- [Stated task] Copy every line with the string "JSON" in it.

[Figure dataset records]
○ ○ ○ ○ ○ ○ ○
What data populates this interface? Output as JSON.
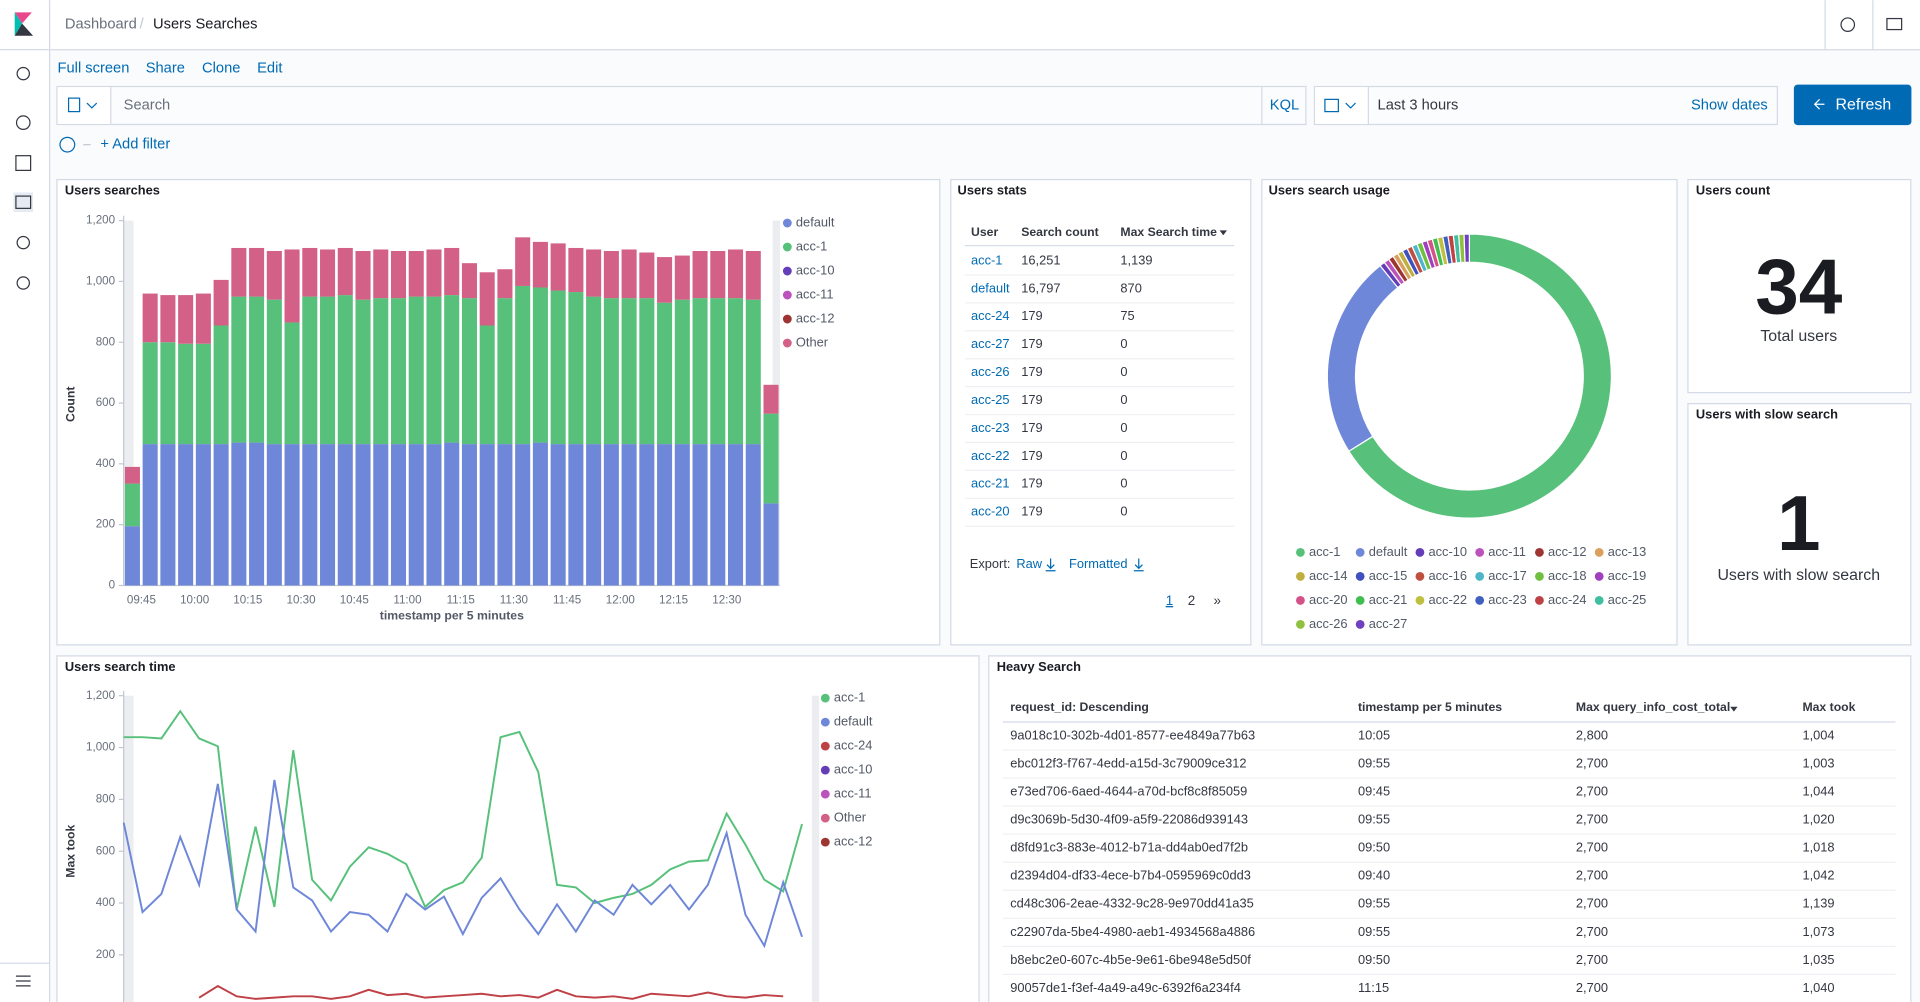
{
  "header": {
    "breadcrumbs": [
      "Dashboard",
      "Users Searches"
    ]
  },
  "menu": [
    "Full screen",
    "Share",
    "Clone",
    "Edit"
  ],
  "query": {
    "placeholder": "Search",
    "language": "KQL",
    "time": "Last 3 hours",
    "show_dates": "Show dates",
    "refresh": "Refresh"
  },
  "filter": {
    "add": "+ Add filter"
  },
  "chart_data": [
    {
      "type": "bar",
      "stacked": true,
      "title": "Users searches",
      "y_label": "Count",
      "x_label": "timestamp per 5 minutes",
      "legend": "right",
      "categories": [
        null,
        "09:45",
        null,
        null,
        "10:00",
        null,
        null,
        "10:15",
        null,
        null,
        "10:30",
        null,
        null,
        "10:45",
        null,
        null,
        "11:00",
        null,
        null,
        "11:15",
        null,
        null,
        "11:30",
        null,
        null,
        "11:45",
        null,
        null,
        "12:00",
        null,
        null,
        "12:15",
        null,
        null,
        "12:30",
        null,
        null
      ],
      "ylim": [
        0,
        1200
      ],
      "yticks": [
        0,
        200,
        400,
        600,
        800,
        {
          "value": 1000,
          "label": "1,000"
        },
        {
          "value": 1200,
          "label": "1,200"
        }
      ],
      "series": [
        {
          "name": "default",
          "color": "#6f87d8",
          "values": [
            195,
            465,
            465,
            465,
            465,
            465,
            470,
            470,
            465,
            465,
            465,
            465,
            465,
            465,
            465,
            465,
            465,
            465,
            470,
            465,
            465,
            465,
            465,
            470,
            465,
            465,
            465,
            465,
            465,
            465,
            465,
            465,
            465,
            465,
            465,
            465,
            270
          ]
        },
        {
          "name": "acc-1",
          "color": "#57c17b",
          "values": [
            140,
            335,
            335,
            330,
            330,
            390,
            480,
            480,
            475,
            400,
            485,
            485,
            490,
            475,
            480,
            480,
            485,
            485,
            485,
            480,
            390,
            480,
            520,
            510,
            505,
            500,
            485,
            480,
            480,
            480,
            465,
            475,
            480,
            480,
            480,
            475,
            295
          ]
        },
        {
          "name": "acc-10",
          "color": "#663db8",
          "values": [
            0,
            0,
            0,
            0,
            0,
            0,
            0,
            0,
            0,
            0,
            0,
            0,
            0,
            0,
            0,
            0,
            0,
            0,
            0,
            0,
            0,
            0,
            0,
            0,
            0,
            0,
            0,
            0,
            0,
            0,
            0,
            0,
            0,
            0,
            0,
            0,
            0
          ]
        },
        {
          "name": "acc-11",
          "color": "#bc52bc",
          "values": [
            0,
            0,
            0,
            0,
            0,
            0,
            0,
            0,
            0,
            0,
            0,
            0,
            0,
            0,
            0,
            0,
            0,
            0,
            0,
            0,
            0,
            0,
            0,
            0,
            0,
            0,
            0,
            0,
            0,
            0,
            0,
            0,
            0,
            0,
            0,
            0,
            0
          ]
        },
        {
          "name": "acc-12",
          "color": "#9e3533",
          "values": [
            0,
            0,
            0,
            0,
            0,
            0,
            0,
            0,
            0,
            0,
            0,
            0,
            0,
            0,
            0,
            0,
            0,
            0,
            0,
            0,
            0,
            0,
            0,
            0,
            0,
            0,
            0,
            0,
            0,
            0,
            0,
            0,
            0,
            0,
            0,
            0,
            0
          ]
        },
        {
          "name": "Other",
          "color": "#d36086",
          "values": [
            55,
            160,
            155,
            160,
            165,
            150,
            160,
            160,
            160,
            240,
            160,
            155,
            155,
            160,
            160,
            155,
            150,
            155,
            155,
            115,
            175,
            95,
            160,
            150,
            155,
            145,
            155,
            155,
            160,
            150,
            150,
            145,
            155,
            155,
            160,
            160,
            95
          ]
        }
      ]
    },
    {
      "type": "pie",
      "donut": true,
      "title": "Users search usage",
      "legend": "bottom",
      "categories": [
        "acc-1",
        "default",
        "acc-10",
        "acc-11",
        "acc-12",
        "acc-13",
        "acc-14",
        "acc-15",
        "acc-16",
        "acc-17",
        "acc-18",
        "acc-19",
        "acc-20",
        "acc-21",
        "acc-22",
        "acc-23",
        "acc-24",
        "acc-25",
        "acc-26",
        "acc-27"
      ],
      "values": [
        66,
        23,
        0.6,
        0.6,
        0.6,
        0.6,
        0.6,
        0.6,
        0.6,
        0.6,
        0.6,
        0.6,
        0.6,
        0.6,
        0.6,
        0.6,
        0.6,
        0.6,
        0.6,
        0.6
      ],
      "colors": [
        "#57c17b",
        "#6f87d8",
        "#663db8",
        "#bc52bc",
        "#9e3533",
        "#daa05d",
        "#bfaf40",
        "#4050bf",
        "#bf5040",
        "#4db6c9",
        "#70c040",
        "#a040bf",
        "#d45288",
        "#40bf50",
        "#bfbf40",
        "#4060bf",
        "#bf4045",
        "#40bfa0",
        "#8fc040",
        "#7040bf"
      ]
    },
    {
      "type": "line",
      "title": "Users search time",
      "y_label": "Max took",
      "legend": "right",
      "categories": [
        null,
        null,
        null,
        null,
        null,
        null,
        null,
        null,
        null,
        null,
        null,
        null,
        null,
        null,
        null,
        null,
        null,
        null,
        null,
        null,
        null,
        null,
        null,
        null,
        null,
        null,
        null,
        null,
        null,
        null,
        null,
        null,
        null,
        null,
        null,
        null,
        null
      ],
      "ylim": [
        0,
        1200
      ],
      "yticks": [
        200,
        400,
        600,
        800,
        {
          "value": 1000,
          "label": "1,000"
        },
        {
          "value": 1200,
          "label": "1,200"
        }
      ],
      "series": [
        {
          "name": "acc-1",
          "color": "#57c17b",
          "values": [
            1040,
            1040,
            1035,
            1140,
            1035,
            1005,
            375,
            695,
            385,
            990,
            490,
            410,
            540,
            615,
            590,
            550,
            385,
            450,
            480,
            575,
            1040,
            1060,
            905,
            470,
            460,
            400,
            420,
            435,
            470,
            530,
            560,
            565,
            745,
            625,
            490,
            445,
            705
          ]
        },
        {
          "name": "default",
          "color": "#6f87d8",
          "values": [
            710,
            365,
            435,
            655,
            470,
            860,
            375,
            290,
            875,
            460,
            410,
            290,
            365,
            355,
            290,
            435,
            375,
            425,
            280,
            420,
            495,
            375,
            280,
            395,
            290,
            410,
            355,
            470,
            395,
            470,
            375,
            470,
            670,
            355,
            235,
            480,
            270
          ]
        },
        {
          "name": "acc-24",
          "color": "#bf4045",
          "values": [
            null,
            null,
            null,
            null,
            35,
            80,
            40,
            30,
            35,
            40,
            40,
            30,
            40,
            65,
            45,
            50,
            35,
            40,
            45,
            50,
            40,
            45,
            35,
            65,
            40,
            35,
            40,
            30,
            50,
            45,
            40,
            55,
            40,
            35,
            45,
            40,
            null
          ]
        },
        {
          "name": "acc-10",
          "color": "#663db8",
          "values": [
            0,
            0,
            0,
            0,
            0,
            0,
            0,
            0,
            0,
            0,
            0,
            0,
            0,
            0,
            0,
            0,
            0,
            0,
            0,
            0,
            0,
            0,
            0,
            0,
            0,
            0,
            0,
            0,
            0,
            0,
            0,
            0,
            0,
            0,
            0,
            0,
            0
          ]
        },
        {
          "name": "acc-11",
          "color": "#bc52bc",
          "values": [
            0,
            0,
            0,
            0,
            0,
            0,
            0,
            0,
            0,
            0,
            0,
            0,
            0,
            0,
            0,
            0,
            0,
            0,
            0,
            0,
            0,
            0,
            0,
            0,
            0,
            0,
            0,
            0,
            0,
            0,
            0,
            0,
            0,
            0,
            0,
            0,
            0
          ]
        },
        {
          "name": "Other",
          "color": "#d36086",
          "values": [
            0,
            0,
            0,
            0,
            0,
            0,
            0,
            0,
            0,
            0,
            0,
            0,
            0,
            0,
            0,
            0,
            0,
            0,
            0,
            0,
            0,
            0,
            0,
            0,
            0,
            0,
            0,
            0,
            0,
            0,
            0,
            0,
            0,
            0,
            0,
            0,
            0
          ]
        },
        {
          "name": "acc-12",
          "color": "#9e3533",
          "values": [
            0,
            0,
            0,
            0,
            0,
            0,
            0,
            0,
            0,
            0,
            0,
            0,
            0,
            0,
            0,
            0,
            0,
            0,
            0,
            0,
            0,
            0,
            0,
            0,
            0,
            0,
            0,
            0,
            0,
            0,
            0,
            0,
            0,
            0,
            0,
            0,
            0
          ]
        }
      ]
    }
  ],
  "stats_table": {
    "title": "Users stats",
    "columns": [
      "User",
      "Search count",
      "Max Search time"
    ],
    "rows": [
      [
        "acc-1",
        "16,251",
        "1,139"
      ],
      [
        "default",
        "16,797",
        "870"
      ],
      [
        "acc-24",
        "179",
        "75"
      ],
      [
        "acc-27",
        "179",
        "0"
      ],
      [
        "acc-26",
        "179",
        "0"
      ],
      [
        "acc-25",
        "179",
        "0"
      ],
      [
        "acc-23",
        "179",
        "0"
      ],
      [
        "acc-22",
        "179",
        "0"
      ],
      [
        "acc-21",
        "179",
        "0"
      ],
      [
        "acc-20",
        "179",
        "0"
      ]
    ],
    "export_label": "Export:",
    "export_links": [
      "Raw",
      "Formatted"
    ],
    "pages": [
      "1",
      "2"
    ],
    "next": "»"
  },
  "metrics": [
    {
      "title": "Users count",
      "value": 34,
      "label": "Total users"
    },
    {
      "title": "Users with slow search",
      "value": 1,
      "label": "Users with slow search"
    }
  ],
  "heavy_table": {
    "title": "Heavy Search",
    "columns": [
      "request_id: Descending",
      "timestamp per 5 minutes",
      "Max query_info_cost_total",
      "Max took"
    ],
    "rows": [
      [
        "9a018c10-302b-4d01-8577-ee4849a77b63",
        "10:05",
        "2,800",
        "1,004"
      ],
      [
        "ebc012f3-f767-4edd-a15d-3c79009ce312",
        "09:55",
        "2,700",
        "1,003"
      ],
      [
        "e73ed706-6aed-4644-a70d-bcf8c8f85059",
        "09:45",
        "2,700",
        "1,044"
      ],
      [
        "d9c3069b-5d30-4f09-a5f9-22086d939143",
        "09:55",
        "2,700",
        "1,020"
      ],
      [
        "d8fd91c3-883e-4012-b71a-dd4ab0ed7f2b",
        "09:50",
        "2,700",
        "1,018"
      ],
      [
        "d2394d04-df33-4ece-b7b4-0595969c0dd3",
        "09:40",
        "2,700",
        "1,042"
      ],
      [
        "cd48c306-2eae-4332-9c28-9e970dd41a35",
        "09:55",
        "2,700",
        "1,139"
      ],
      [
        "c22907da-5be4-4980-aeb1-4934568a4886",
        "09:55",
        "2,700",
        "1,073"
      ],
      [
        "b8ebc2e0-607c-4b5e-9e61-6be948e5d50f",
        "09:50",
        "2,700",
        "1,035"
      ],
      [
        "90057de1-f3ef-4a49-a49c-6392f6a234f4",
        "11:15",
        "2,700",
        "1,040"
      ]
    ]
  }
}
○ ○ ○ ○ ○ ○ ○
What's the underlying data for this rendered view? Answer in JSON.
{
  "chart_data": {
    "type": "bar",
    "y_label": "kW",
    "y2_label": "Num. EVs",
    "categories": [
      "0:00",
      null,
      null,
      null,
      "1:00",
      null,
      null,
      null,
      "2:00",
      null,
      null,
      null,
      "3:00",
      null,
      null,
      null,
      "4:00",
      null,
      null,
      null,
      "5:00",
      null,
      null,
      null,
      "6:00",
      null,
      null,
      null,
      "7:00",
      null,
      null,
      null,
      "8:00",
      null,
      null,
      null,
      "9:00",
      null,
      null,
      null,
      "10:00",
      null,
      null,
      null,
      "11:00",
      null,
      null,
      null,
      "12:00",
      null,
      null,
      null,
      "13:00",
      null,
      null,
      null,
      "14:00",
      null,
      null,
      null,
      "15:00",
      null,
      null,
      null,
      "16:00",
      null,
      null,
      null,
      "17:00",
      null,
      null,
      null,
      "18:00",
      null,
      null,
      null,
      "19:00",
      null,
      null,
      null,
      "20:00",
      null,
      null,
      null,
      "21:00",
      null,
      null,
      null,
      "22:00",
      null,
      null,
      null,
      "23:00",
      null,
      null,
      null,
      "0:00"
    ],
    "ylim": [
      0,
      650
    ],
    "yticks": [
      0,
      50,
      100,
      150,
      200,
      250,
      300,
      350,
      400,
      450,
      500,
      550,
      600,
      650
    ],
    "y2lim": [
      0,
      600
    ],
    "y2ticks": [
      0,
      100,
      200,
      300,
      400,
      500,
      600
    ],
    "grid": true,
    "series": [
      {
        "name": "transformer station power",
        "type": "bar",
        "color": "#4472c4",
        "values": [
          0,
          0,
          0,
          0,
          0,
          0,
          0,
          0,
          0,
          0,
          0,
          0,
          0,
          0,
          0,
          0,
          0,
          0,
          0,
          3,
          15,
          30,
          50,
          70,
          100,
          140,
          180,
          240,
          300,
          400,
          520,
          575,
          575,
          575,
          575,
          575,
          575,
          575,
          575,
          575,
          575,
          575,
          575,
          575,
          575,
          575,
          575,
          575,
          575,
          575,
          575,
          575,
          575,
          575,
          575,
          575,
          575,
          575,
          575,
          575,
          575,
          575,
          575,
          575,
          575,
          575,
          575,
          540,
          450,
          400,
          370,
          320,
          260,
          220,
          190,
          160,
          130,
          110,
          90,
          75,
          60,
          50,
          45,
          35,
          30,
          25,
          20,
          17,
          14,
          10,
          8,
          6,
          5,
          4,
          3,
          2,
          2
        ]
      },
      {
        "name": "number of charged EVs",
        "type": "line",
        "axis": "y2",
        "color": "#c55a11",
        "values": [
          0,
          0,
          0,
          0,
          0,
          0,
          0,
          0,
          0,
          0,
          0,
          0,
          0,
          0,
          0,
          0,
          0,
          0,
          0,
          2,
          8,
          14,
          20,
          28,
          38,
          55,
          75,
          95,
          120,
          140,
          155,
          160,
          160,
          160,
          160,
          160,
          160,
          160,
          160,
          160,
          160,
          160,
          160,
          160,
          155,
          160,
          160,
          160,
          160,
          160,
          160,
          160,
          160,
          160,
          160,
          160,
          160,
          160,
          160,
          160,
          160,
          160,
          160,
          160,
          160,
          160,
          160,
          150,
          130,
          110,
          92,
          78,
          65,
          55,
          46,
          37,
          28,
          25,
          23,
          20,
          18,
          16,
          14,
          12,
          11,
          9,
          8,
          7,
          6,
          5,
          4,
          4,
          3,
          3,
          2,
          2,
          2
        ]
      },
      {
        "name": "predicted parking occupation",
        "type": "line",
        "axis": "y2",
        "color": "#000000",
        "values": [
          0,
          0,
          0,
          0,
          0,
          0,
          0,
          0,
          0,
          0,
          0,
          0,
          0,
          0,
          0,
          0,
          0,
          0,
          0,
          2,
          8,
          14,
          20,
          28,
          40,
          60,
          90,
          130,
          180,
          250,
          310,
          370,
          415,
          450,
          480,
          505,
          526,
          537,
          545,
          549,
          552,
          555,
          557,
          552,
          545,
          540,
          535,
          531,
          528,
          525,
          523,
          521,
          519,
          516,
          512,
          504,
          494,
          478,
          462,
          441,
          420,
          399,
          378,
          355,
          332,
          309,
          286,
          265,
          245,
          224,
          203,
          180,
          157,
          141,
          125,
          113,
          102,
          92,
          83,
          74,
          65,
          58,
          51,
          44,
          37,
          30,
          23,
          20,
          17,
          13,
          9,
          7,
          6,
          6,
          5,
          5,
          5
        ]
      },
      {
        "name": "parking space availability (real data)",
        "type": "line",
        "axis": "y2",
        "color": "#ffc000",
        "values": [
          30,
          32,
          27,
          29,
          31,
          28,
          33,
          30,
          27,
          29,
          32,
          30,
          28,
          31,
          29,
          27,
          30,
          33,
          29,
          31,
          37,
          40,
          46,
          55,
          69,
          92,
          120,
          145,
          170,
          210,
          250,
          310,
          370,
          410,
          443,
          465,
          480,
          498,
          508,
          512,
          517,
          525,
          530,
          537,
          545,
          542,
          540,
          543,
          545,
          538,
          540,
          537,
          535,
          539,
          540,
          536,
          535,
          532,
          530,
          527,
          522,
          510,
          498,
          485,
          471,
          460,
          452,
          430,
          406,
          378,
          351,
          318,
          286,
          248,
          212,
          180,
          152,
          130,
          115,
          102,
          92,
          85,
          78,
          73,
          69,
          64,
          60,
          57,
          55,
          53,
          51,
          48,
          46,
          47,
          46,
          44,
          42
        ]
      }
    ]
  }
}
○ ○ ○ ○ ○ ○ ○
- [Task output]
What data populates this interface? Output as JSON.
What's the underlying data for this rendered view? Answer in JSON.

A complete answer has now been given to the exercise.